======== Document excerpt

Dr. Bizzotto, then, took the stage to illustrate his reasons for creating IDBN and, especially, for including within IBDN the area of biomanufacturing. This concept was further explained by Dr. Moroni, who is based at the University of Maastrict and, yet, is probably Italy’s number one expert on bioprinting techniques. The potential for 3D printing in bioengineering was also explored later by Emanuele Christin, president of the Italian Bioengineering Association. Other talks by Dr. Auricchio and Dr. Romani explored how medical 3D printing is being studied at the Universities of Pavia and Verona.
The following session focused on more practical examples. These included the use of 3D printing for maxillo-facial surgery, illustrated by Dr. Toffanetti, and for neurosurgical preparation, in a talk held by Dr. Dallolio. He is one of Italy’s biggest experts as he has been implementing 3D printing in neurosurgery since 2001, when he organized the first Congress on Cranioplastics (followed by a second congress in 2014). He also founded the company Promev, through which he developed biomodels for aneurisms which reduced the incidence of surgical failures from 27% to below 2%.

================

### Questions to answer
A. In the conference summary, by how much did Dr. Dallolio's biomodels for aneurisms reduce the incidence of surgical failures?
B. Extend the conference summary on medical 3D printing with a few more sentences that pick up after its final sentence.
The entries that follow have no connection to the conference summary.

======== Listed entries

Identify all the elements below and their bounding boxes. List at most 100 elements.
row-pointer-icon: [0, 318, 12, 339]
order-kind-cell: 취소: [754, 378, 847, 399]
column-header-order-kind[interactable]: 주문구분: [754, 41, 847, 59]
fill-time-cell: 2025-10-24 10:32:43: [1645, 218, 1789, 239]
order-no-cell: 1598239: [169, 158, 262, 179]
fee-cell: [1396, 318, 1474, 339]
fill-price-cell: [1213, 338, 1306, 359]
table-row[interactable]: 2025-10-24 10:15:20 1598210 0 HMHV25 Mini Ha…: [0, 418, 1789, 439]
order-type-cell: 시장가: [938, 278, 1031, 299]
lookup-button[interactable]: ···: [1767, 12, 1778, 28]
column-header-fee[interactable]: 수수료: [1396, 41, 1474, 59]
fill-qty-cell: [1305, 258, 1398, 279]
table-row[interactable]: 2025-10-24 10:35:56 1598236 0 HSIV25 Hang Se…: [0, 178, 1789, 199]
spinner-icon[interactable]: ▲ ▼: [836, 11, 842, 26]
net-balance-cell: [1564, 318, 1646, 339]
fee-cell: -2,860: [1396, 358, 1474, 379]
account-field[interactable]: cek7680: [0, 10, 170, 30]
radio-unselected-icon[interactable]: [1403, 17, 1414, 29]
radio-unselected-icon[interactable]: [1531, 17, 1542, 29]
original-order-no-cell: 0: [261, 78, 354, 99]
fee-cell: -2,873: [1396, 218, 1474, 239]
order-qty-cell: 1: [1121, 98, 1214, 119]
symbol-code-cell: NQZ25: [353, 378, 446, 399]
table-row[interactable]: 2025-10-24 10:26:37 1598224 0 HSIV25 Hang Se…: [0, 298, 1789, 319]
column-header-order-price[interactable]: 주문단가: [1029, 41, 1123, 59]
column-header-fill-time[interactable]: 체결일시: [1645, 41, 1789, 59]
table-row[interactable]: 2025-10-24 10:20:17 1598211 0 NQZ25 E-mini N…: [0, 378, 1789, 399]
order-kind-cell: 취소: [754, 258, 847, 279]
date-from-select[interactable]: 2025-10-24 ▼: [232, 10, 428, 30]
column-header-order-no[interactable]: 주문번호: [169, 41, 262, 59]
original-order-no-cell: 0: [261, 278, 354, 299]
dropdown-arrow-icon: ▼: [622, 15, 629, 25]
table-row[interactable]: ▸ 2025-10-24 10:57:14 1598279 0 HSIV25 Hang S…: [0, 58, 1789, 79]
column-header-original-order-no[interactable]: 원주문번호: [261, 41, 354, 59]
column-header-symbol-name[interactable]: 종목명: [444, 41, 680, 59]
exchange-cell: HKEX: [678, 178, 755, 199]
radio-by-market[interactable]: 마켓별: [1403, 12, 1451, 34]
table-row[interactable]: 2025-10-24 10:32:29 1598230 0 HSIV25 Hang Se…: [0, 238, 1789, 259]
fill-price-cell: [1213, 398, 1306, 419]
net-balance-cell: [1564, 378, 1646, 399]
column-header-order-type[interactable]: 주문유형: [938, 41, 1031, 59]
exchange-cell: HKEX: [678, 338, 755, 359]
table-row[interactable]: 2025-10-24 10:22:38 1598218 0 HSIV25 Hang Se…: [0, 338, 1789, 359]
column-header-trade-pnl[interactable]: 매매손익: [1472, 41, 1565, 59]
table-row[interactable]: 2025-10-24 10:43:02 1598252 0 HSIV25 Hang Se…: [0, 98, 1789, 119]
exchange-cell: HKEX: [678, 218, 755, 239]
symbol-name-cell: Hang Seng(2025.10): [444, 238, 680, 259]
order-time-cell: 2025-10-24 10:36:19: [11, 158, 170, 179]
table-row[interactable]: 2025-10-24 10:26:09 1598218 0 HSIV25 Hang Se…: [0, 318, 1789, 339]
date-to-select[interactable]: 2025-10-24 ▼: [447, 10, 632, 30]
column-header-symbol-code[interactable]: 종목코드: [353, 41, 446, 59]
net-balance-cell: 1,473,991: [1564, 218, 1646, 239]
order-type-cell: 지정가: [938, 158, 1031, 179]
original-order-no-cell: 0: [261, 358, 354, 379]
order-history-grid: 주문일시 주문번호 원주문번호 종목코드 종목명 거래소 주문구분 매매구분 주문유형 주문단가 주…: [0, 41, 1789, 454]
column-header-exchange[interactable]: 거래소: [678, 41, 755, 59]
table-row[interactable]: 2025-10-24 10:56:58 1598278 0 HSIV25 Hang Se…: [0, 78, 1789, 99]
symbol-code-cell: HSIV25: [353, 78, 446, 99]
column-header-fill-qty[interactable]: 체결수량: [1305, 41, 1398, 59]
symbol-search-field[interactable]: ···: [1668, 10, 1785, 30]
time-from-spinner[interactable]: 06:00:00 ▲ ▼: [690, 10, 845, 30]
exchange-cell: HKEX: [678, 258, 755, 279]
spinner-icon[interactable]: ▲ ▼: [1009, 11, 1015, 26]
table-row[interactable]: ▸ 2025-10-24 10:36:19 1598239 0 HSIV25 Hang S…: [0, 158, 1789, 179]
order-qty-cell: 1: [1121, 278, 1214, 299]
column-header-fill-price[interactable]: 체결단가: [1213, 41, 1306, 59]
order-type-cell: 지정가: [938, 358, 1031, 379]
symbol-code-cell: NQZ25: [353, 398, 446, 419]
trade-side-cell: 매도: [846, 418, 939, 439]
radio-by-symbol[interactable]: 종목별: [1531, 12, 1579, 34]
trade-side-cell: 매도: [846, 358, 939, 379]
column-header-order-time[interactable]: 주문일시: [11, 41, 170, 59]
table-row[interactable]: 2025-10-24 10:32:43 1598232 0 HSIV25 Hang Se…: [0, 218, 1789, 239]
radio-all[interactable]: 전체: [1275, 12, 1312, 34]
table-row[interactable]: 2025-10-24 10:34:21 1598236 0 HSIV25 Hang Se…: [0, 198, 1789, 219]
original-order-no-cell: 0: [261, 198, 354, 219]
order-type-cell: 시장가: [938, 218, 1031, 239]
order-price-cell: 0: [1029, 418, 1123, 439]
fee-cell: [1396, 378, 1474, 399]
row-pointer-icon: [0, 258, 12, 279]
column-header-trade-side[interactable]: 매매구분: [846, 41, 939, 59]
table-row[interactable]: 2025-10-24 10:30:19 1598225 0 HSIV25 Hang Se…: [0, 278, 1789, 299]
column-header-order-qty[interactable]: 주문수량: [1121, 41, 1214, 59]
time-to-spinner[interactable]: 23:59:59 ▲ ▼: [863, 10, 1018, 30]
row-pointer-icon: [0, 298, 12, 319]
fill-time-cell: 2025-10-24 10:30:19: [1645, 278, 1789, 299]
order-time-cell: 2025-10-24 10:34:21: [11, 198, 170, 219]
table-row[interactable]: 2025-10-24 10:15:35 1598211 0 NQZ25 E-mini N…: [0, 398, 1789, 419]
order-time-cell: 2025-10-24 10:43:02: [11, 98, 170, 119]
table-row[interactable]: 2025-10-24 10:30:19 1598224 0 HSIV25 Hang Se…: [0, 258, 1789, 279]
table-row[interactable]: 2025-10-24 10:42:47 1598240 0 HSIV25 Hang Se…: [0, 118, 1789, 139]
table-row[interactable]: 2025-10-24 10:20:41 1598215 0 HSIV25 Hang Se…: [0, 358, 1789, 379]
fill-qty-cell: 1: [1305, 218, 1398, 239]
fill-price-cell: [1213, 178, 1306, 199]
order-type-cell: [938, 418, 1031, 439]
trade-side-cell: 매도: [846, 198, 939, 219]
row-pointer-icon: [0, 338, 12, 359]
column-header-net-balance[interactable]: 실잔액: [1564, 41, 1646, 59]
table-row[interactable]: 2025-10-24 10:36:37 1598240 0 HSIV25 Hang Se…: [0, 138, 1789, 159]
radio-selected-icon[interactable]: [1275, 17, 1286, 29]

================

### Answers by item
A. From 27% to below 2%.

B.
The conference continued exploring the subject of surgical guides, with a talk by Paolo Parchi from the Orthopedic Clinic at the University of Pisa, and an analysis of the importance of radiology (since all advanced medical 3D printing necessarily starts from CT scans and MRIs), held by Dr. Poggi, Director of Radiology at Lodi Hospital. Two more talks, by Dr Beux and Dr. Antonucci, both from different sectors of the Italian Association of Radiologists, further analyzed this aspect of the technology.
One aspect that I feel is really on target in IDBN’s approach is that it is all-inclusive, meaning that a lot pf attention was paid to the role of associations and not-for-profit organization operating in the medical 3D printing field. With this in mind, Giancarlo Orsini, co-fonder of OpenBiomedical, took the stage to explain how the open source association has been working to create a global network focused on bringing the advantages of 3D printing to the remotest areas of the planet and, thus, to those who need them more.
What we have defined as the “traditional Additive Manufacturing industry” was represented by Enrico Annacondia, coordinator of the Italian Association for Additive Technologies (AITA), while the medical 3D printing startup experience was illustrated by Massimiliano Romiti founder of 3D Medical. Finally, Marilena Pavarelli spoke about how 3D printing is playing a growing role in the Exposanità conference, which her company, Senaf, organizes yearly.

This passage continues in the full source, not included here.